**The task**. Transcribe the records from their first line up to and including the line with "x-tick — [434, 446, 436, 451]", keeping every line unchanged.
-*-*-
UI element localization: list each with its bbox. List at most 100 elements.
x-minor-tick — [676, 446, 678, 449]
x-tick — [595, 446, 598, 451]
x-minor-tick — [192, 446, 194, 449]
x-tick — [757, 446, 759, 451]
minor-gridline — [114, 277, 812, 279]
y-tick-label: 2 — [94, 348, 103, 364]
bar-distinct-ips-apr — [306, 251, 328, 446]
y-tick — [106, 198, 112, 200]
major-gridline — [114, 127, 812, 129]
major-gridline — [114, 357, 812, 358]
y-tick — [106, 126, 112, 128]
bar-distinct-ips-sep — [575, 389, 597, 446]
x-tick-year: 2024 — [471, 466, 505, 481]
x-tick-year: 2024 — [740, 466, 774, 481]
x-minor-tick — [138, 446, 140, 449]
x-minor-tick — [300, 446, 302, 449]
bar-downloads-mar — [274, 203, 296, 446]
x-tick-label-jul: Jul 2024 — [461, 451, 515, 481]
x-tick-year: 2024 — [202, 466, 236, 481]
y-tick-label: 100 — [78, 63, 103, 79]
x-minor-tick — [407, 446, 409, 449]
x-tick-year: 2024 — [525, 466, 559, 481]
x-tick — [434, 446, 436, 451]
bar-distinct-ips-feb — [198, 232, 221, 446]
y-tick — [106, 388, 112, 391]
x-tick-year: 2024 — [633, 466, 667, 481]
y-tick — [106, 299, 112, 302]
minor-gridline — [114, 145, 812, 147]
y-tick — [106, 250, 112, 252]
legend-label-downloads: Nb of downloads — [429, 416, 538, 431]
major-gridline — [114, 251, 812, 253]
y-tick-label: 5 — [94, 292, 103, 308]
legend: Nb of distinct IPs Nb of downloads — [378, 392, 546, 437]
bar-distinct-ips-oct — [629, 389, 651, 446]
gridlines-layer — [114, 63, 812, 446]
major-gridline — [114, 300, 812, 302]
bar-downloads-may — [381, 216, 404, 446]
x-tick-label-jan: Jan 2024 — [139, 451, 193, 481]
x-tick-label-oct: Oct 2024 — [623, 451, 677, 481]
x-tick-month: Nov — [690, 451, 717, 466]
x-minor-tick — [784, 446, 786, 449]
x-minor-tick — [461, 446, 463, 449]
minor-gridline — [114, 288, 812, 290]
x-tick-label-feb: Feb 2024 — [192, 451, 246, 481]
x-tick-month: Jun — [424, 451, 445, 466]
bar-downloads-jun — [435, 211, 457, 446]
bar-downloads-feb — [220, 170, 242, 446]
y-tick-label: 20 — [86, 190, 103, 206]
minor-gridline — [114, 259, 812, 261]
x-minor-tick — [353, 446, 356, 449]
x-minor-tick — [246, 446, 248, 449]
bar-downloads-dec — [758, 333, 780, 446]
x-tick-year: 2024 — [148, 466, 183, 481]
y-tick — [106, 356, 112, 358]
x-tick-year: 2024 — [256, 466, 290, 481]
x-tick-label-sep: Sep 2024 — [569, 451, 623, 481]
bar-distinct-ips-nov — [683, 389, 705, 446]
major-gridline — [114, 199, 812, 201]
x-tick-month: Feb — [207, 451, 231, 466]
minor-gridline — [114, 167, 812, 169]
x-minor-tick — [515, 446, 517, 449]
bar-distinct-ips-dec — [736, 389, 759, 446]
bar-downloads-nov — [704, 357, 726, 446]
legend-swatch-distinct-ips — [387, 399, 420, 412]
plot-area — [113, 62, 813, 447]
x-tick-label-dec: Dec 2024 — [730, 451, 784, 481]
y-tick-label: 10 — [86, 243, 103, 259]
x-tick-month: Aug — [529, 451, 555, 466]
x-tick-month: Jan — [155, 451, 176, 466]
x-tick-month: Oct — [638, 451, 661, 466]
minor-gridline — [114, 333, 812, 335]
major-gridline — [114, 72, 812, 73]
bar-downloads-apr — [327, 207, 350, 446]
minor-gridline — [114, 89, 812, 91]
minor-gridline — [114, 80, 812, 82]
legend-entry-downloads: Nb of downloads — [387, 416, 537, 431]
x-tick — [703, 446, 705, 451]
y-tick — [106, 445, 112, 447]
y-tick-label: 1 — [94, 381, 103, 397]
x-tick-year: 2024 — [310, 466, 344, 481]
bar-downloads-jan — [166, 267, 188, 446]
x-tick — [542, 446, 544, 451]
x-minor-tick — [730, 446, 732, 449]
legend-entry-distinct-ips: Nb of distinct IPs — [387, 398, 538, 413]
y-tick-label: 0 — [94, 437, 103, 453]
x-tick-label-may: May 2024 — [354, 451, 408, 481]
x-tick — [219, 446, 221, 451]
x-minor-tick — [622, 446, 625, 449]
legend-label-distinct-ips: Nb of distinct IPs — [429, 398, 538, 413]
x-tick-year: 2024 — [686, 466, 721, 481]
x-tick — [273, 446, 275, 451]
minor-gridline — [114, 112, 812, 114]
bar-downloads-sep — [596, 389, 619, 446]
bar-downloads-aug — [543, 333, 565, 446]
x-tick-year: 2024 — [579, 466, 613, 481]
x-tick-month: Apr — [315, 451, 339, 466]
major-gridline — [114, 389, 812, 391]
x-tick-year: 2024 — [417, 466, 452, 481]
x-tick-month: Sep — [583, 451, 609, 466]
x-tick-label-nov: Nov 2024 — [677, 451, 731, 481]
-*-*-
**Response for this exercise**.
UI element localization: list each with its bbox. List at most 100 elements.
x-minor-tick — [676, 446, 678, 449]
x-tick — [595, 446, 598, 451]
x-minor-tick — [192, 446, 194, 449]
x-tick — [757, 446, 759, 451]
minor-gridline — [114, 277, 812, 279]
y-tick-label: 2 — [94, 348, 103, 364]
bar-distinct-ips-apr — [306, 251, 328, 446]
y-tick — [106, 198, 112, 200]
major-gridline — [114, 127, 812, 129]
major-gridline — [114, 357, 812, 358]
y-tick — [106, 126, 112, 128]
bar-distinct-ips-sep — [575, 389, 597, 446]
x-tick-year: 2024 — [471, 466, 505, 481]
x-tick-year: 2024 — [740, 466, 774, 481]
x-minor-tick — [138, 446, 140, 449]
x-minor-tick — [300, 446, 302, 449]
bar-downloads-mar — [274, 203, 296, 446]
x-tick-label-jul: Jul 2024 — [461, 451, 515, 481]
x-tick-year: 2024 — [202, 466, 236, 481]
y-tick-label: 100 — [78, 63, 103, 79]
x-minor-tick — [407, 446, 409, 449]
x-tick-year: 2024 — [525, 466, 559, 481]
x-tick — [434, 446, 436, 451]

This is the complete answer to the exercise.